# [EXERCISE INSTRUCTIONS]
Copy every record below exactly as written, but leave out the pictures.

# [INPUT]
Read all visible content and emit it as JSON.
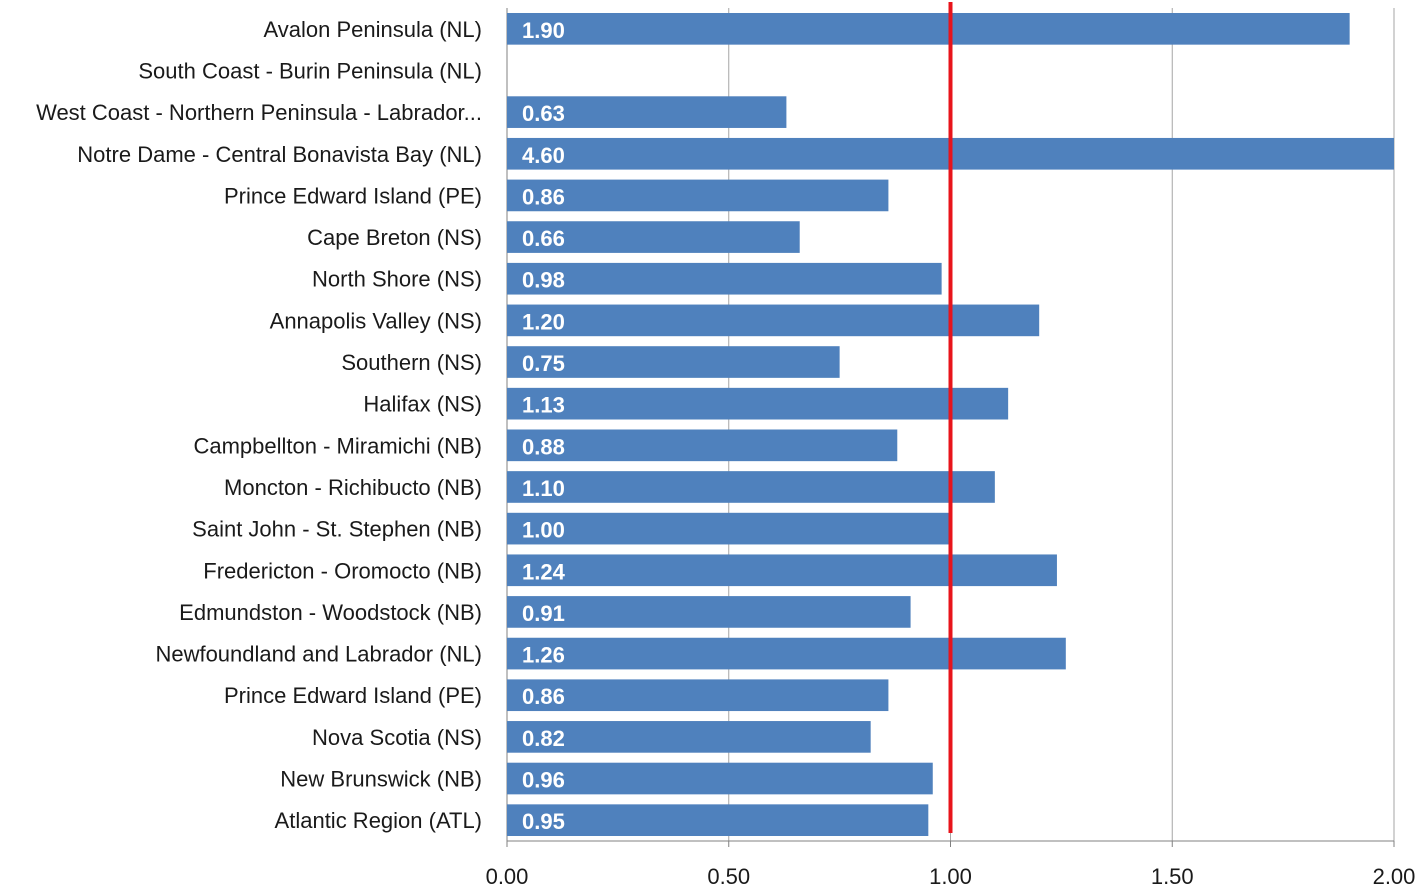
{
  "chart_data": {
    "type": "bar",
    "orientation": "horizontal",
    "categories": [
      "Avalon Peninsula (NL)",
      "South Coast - Burin Peninsula (NL)",
      "West Coast - Northern Peninsula - Labrador...",
      "Notre Dame - Central Bonavista Bay (NL)",
      "Prince Edward Island (PE)",
      "Cape Breton (NS)",
      "North Shore (NS)",
      "Annapolis Valley (NS)",
      "Southern (NS)",
      "Halifax (NS)",
      "Campbellton - Miramichi (NB)",
      "Moncton - Richibucto (NB)",
      "Saint John - St. Stephen (NB)",
      "Fredericton - Oromocto (NB)",
      "Edmundston - Woodstock (NB)",
      "Newfoundland and Labrador (NL)",
      "Prince Edward Island (PE)",
      "Nova Scotia (NS)",
      "New Brunswick (NB)",
      "Atlantic Region (ATL)"
    ],
    "values": [
      1.9,
      null,
      0.63,
      4.6,
      0.86,
      0.66,
      0.98,
      1.2,
      0.75,
      1.13,
      0.88,
      1.1,
      1.0,
      1.24,
      0.91,
      1.26,
      0.86,
      0.82,
      0.96,
      0.95
    ],
    "data_labels": [
      "1.90",
      "",
      "0.63",
      "4.60",
      "0.86",
      "0.66",
      "0.98",
      "1.20",
      "0.75",
      "1.13",
      "0.88",
      "1.10",
      "1.00",
      "1.24",
      "0.91",
      "1.26",
      "0.86",
      "0.82",
      "0.96",
      "0.95"
    ],
    "xlim": [
      0,
      2
    ],
    "x_ticks": [
      0,
      0.5,
      1,
      1.5,
      2
    ],
    "x_tick_labels": [
      "0.00",
      "0.50",
      "1.00",
      "1.50",
      "2.00"
    ],
    "reference_line": {
      "value": 1.0,
      "color": "#e8141b"
    },
    "bar_color": "#4f81bd",
    "grid": true,
    "gridline_color": "#a6a6a6",
    "title": "",
    "xlabel": "",
    "ylabel": ""
  }
}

# [WRITTEN RESPONSE]
Read all visible content and emit it as JSON.
{
  "chart_data": {
    "type": "bar",
    "orientation": "horizontal",
    "categories": [
      "Avalon Peninsula (NL)",
      "South Coast - Burin Peninsula (NL)",
      "West Coast - Northern Peninsula - Labrador...",
      "Notre Dame - Central Bonavista Bay (NL)",
      "Prince Edward Island (PE)",
      "Cape Breton (NS)",
      "North Shore (NS)",
      "Annapolis Valley (NS)",
      "Southern (NS)",
      "Halifax (NS)",
      "Campbellton - Miramichi (NB)",
      "Moncton - Richibucto (NB)",
      "Saint John - St. Stephen (NB)",
      "Fredericton - Oromocto (NB)",
      "Edmundston - Woodstock (NB)",
      "Newfoundland and Labrador (NL)",
      "Prince Edward Island (PE)",
      "Nova Scotia (NS)",
      "New Brunswick (NB)",
      "Atlantic Region (ATL)"
    ],
    "values": [
      1.9,
      null,
      0.63,
      4.6,
      0.86,
      0.66,
      0.98,
      1.2,
      0.75,
      1.13,
      0.88,
      1.1,
      1.0,
      1.24,
      0.91,
      1.26,
      0.86,
      0.82,
      0.96,
      0.95
    ],
    "data_labels": [
      "1.90",
      "",
      "0.63",
      "4.60",
      "0.86",
      "0.66",
      "0.98",
      "1.20",
      "0.75",
      "1.13",
      "0.88",
      "1.10",
      "1.00",
      "1.24",
      "0.91",
      "1.26",
      "0.86",
      "0.82",
      "0.96",
      "0.95"
    ],
    "xlim": [
      0,
      2
    ],
    "x_ticks": [
      0,
      0.5,
      1,
      1.5,
      2
    ],
    "x_tick_labels": [
      "0.00",
      "0.50",
      "1.00",
      "1.50",
      "2.00"
    ],
    "reference_line": {
      "value": 1.0,
      "color": "#e8141b"
    },
    "bar_color": "#4f81bd",
    "grid": true,
    "gridline_color": "#a6a6a6",
    "title": "",
    "xlabel": "",
    "ylabel": ""
  }
}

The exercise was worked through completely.